Stored data
____

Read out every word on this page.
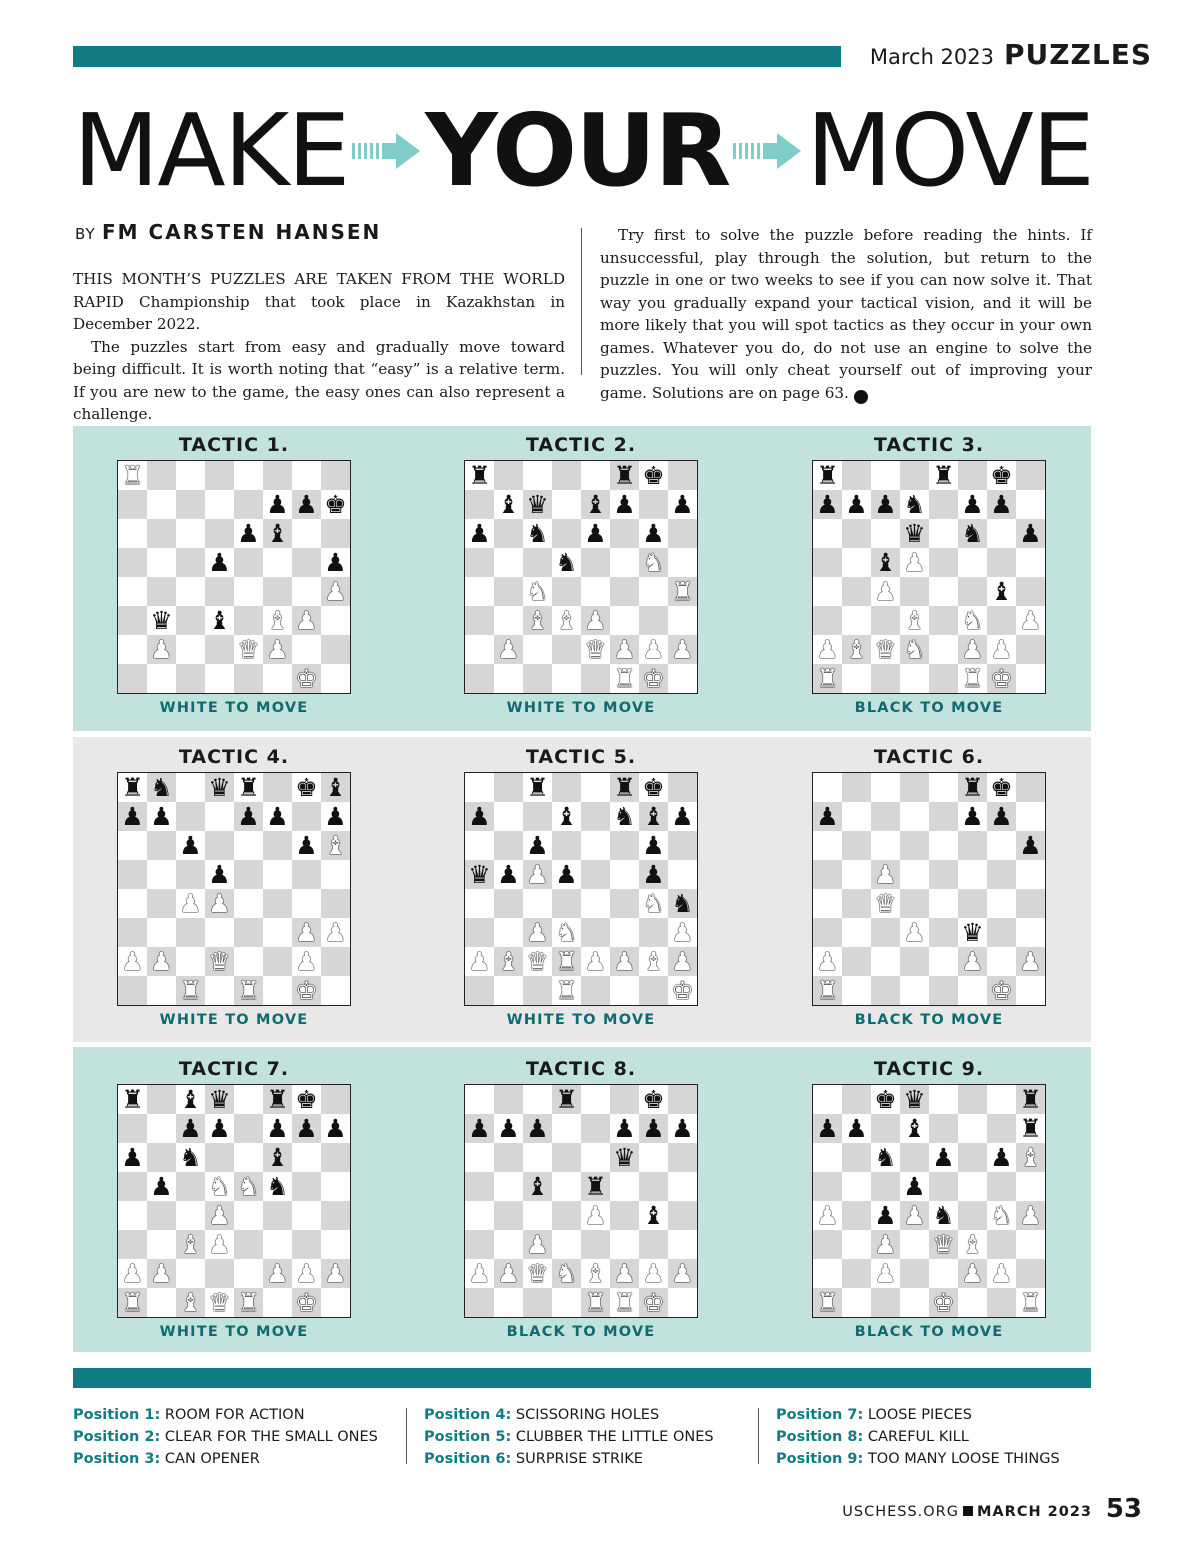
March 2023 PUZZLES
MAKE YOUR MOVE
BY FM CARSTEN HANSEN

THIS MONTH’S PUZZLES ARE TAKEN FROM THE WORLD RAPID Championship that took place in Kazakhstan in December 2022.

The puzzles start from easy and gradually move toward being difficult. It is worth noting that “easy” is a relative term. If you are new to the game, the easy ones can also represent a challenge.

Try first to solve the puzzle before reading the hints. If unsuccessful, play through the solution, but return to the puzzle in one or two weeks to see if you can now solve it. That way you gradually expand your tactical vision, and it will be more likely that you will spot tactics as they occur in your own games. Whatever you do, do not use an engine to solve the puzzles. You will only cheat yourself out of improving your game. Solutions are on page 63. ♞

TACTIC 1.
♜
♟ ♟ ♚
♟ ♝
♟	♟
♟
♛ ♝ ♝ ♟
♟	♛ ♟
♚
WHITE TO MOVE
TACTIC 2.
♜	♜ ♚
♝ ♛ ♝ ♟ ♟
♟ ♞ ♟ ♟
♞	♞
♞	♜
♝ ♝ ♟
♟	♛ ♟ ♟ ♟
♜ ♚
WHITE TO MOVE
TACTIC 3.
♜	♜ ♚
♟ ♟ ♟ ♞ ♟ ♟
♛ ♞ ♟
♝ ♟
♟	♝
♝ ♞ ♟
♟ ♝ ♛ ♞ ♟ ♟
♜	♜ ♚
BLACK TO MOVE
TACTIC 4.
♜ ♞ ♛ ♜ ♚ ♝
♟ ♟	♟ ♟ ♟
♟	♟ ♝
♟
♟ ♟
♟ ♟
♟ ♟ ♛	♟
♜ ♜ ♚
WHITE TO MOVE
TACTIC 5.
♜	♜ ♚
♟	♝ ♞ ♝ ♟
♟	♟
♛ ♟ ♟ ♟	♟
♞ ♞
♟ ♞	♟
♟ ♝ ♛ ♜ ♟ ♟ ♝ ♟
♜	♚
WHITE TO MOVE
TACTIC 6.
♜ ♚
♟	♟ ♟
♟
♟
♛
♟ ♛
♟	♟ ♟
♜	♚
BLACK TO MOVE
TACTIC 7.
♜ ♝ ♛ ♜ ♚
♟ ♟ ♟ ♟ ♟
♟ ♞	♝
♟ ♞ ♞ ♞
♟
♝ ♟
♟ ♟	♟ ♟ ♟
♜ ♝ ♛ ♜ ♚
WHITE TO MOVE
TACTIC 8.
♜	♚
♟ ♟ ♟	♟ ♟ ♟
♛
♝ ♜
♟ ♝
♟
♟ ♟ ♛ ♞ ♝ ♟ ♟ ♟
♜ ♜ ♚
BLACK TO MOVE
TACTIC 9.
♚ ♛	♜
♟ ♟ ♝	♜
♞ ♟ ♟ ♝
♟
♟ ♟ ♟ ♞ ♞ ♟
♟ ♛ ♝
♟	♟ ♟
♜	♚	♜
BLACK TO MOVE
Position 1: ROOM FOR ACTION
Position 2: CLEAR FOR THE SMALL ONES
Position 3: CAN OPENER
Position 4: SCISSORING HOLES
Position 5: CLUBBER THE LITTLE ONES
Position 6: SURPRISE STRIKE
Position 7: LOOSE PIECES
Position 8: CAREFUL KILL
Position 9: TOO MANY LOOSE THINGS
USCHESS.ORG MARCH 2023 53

____

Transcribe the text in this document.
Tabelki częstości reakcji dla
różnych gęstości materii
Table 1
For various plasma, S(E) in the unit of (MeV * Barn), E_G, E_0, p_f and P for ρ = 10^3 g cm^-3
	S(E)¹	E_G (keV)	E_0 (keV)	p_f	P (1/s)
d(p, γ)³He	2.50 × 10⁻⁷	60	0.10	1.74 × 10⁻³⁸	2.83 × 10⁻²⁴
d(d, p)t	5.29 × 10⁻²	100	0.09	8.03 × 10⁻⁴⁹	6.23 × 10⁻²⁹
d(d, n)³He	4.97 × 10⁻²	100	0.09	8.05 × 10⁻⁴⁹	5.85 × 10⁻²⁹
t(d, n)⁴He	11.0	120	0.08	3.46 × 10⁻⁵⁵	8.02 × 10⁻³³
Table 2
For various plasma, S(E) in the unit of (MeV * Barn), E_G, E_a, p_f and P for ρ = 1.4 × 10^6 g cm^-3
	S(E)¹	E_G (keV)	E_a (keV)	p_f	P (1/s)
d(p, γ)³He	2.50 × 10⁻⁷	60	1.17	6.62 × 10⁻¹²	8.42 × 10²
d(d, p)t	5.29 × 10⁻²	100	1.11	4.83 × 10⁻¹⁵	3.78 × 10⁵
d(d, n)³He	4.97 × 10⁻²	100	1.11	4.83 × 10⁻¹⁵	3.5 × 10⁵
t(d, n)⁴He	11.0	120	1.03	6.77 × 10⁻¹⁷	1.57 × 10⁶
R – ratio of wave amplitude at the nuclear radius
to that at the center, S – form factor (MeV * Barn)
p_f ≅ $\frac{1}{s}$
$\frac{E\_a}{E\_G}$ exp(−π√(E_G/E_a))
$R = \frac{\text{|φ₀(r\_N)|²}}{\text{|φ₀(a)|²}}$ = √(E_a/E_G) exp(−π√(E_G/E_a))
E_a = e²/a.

____

What you should do |
Which lines in the records above contain the string "game"? Copy each one.

Output of the exercise |
The puzzles start from easy and gradually move toward being difficult. It is worth noting that “easy” is a relative term. If you are new to the game, the easy ones can also represent a challenge.
Try first to solve the puzzle before reading the hints. If unsuccessful, play through the solution, but return to the puzzle in one or two weeks to see if you can now solve it. That way you gradually expand your tactical vision, and it will be more likely that you will spot tactics as they occur in your own games. Whatever you do, do not use an engine to solve the puzzles. You will only cheat yourself out of improving your game. Solutions are on page 63. ♞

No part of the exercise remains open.